THE TASK
Among the records that follow, count the lines with the string "Yozuvning"; report only that count.

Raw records
[BEGIN]
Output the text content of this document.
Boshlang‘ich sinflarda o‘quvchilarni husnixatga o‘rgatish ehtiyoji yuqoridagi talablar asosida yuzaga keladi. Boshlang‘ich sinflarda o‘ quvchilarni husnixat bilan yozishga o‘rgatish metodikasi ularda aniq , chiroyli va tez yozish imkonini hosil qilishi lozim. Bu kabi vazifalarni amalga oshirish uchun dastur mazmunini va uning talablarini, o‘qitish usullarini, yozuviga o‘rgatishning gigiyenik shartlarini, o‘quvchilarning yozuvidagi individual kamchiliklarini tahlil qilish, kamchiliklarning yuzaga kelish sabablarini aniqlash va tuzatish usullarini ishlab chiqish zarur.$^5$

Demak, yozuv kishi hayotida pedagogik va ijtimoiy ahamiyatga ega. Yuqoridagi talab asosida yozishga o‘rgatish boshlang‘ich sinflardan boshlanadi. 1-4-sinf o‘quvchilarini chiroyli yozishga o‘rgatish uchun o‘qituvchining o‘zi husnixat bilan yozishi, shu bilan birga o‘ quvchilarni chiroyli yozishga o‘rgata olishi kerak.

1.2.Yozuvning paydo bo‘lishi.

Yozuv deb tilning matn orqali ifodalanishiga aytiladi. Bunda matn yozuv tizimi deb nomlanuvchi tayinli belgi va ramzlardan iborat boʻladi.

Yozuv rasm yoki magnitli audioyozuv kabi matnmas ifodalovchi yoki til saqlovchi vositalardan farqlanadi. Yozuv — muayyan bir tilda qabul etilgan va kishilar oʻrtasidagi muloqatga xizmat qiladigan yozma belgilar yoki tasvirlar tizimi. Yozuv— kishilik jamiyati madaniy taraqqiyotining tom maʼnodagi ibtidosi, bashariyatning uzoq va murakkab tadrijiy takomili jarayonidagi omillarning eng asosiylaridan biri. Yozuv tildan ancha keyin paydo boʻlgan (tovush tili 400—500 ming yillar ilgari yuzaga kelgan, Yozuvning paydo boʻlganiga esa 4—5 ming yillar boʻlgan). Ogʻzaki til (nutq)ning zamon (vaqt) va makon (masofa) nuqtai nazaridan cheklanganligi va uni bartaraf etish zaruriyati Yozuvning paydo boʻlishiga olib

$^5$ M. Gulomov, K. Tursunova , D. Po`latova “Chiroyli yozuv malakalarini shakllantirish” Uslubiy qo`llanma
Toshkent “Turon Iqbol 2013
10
[END]
FULL SOLUTION
2